In the listing that follows, how many lines contain the string "martingale"? Provide only the number.

** start RECORDS PROVIDED **

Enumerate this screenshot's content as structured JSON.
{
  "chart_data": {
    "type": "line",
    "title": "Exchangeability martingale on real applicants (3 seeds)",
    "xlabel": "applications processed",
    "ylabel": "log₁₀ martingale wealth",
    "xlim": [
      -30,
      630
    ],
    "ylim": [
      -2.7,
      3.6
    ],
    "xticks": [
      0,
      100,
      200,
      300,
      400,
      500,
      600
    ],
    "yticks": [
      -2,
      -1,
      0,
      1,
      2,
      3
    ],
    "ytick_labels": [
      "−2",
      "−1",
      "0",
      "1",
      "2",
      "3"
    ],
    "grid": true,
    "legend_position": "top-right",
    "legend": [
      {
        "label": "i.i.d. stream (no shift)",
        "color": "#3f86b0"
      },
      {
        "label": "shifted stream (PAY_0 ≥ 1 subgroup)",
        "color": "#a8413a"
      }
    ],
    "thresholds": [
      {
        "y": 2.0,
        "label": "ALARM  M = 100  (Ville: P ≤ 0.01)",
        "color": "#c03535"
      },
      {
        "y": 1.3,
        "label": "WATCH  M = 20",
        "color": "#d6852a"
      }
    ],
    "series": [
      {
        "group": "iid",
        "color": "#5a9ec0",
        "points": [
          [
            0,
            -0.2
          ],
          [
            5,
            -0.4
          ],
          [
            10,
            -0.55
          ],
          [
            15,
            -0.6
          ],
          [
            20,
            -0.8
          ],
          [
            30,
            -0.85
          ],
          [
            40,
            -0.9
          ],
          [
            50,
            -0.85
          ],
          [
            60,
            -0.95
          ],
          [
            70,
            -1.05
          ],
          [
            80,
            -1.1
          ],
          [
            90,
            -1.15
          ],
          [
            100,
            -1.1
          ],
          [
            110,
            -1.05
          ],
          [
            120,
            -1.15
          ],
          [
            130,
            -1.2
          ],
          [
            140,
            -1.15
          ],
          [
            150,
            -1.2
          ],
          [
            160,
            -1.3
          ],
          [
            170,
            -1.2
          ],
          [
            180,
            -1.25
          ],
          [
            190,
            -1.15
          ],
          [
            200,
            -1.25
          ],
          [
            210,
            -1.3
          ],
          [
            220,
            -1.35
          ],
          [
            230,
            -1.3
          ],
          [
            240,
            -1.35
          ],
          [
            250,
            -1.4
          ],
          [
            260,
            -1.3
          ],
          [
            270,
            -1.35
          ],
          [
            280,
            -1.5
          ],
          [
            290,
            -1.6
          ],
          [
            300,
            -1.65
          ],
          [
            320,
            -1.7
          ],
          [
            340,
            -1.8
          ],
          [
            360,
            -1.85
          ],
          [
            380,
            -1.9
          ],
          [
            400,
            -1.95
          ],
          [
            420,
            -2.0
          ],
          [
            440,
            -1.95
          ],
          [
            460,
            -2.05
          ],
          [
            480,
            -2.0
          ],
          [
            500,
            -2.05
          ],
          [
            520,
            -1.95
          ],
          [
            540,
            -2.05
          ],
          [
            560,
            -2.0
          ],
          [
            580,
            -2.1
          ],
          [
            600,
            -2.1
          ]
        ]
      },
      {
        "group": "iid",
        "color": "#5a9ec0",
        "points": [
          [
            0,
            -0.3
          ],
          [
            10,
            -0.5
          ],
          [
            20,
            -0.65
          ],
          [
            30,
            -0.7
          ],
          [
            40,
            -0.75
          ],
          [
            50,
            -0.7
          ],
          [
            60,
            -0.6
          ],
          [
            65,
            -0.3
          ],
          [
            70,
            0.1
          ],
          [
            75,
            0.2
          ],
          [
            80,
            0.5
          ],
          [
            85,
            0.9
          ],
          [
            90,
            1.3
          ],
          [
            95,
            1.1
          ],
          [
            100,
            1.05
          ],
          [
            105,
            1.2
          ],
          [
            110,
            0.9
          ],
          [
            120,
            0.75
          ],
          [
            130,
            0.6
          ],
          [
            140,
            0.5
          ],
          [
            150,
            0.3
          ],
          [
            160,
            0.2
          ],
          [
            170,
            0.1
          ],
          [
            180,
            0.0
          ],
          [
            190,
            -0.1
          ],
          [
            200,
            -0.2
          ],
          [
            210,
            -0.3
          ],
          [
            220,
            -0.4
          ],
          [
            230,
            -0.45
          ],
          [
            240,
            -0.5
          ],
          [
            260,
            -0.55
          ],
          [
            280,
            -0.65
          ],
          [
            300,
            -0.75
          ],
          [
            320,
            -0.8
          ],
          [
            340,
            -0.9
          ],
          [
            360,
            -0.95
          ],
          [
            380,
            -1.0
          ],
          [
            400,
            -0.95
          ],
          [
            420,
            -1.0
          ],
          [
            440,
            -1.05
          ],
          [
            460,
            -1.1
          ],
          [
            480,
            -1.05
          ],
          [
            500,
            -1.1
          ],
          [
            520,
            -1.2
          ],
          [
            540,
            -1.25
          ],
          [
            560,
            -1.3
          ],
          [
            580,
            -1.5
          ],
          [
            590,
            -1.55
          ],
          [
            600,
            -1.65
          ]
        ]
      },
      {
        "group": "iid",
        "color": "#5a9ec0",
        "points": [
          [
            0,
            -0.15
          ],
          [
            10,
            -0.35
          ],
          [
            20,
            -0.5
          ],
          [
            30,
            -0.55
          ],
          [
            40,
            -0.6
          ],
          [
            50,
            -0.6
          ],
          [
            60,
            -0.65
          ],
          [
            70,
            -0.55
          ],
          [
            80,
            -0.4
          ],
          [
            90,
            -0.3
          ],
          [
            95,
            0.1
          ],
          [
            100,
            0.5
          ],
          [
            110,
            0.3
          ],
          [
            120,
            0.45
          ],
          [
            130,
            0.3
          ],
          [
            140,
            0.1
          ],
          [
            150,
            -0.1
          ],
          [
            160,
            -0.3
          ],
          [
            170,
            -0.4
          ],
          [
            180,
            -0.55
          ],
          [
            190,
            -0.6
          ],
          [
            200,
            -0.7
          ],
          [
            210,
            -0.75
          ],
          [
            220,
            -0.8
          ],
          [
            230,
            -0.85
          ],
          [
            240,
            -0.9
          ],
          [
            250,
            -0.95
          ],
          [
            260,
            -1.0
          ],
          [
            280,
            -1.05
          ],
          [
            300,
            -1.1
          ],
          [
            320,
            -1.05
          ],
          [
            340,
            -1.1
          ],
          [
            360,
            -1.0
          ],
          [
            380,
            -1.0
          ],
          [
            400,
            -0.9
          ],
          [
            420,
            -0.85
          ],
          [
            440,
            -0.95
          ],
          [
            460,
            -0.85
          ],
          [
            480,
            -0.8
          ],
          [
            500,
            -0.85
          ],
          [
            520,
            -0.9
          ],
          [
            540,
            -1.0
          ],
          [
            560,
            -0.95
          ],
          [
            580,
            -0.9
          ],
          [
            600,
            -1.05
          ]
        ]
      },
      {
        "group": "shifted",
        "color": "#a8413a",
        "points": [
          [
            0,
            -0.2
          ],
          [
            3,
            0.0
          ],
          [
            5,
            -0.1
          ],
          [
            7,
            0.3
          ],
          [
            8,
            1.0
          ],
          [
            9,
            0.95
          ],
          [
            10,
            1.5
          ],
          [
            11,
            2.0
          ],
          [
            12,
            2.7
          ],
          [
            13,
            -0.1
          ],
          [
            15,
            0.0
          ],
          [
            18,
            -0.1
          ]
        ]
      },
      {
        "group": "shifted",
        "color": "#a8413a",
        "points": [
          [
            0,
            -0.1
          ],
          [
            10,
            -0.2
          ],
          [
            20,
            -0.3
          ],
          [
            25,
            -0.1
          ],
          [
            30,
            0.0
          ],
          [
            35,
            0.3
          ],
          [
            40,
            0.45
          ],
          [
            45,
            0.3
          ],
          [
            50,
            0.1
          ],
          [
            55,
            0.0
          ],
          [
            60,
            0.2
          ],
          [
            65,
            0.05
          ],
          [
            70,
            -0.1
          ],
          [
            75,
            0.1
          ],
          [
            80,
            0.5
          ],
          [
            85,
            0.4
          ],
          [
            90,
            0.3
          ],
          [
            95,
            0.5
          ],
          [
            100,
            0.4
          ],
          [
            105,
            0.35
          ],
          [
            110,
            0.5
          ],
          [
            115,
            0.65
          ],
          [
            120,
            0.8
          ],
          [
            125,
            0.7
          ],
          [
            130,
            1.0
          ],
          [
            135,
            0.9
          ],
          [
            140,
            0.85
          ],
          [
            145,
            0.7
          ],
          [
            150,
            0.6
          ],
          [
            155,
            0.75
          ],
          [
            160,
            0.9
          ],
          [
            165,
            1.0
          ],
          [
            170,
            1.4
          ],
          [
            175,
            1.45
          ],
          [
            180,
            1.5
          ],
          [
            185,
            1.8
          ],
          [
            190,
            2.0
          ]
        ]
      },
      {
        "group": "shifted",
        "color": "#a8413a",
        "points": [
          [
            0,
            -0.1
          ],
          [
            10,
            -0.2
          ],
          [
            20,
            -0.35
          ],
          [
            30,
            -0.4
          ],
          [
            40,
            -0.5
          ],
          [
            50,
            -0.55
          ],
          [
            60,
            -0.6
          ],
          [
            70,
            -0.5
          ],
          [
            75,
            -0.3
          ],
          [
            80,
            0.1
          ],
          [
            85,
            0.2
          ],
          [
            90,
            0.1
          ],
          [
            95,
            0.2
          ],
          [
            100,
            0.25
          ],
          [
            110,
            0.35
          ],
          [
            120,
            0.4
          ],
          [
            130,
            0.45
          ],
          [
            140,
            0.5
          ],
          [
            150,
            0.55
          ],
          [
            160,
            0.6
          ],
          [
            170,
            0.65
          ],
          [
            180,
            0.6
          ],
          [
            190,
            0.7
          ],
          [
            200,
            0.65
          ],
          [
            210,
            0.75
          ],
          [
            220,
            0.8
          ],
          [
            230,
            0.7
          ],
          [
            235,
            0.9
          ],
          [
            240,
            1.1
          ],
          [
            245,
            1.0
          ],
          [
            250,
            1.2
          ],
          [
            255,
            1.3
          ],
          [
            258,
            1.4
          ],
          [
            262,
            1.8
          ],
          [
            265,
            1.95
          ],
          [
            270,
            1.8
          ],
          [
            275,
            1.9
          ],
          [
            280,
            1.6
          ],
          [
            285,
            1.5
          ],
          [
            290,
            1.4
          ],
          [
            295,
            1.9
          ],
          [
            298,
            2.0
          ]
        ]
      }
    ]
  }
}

** end RECORDS PROVIDED **

=== ANSWER TO THE TASK ===
2